→ EXERCISE PROMPT: Using the material that follows, identify and copy each line with the string "συνδέετε".

→ PROVIDED DATA:
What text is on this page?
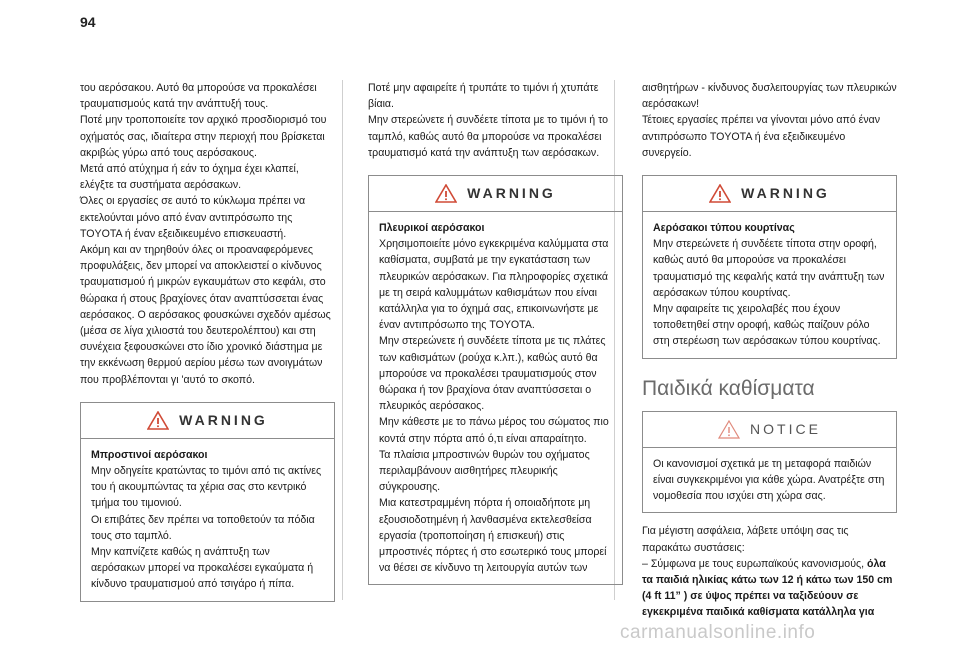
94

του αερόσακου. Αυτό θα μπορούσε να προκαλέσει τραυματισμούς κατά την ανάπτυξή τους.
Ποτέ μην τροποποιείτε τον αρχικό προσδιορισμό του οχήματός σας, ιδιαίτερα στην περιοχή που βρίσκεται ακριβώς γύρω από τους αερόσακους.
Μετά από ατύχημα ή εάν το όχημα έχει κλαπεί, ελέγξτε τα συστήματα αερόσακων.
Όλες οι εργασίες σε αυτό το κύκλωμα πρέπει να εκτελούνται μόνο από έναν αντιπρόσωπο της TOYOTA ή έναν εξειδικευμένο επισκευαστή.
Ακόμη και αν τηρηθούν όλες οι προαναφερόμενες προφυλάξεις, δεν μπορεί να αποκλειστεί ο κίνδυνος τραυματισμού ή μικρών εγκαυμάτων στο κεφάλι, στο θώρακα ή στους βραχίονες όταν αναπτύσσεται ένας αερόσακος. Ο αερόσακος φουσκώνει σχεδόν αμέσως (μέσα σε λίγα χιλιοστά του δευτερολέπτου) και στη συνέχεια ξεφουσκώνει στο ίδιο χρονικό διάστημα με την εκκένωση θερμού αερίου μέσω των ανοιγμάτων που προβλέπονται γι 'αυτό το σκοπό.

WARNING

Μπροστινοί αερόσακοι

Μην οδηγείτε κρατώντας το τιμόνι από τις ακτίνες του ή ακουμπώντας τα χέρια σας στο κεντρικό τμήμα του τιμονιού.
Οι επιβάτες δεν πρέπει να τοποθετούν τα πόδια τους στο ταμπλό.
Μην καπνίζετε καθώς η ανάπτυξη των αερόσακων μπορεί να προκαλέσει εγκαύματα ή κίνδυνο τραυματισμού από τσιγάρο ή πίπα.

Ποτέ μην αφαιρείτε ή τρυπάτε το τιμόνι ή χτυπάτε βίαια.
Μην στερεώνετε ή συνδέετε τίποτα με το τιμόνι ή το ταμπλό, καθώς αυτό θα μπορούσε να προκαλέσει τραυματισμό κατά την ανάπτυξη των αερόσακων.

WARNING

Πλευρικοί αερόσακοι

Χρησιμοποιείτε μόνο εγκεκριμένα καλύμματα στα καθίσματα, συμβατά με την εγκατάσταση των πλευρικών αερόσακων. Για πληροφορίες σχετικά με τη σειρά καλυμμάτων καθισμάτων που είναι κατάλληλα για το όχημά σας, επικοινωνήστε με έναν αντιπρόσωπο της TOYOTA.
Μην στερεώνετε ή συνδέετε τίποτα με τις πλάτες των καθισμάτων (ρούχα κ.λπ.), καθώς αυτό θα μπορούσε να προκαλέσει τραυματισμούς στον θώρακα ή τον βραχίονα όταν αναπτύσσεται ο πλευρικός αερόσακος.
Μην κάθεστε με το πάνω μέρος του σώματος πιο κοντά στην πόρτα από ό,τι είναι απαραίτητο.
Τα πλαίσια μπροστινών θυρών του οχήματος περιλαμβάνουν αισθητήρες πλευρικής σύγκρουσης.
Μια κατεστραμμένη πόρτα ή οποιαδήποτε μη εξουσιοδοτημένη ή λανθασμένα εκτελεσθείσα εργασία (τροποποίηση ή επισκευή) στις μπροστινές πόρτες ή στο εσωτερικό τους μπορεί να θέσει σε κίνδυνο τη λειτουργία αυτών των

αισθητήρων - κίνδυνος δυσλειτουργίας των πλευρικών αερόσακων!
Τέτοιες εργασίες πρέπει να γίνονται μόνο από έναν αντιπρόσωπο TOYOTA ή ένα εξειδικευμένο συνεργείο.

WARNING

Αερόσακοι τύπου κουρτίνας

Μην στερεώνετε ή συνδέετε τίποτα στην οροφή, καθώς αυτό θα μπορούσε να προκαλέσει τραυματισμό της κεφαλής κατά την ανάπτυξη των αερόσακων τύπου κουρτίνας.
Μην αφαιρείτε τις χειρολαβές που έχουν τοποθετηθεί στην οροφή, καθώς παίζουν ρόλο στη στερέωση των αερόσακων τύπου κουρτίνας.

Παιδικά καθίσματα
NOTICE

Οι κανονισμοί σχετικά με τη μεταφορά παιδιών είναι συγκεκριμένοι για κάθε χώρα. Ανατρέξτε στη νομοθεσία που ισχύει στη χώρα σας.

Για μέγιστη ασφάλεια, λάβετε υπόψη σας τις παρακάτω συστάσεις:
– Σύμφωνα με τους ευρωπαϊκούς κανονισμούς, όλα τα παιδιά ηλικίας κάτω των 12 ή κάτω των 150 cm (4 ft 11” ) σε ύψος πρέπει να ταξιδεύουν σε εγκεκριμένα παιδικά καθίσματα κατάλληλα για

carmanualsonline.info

...

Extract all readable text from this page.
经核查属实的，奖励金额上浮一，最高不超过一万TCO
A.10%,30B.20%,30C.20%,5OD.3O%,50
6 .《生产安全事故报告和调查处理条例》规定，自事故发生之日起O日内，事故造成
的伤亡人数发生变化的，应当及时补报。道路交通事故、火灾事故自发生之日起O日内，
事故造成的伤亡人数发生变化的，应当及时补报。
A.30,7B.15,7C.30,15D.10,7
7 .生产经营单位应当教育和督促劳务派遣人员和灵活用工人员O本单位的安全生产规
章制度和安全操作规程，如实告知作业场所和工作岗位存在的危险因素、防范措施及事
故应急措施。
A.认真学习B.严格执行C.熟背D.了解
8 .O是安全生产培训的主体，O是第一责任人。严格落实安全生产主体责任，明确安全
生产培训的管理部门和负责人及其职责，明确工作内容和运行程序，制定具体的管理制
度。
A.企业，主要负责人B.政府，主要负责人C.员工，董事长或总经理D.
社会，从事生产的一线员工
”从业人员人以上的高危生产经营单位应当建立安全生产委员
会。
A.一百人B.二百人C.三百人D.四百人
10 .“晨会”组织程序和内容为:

→ COMPLETED EXERCISE:
Μην στερεώνετε ή συνδέετε τίποτα με το τιμόνι ή το ταμπλό, καθώς αυτό θα μπορούσε να προκαλέσει τραυματισμό κατά την ανάπτυξη των αερόσακων.
Μην στερεώνετε ή συνδέετε τίποτα με τις πλάτες των καθισμάτων (ρούχα κ.λπ.), καθώς αυτό θα μπορούσε να προκαλέσει τραυματισμούς στον θώρακα ή τον βραχίονα όταν αναπτύσσεται ο πλευρικός αερόσακος.
Μην στερεώνετε ή συνδέετε τίποτα στην οροφή, καθώς αυτό θα μπορούσε να προκαλέσει τραυματισμό της κεφαλής κατά την ανάπτυξη των αερόσακων τύπου κουρτίνας.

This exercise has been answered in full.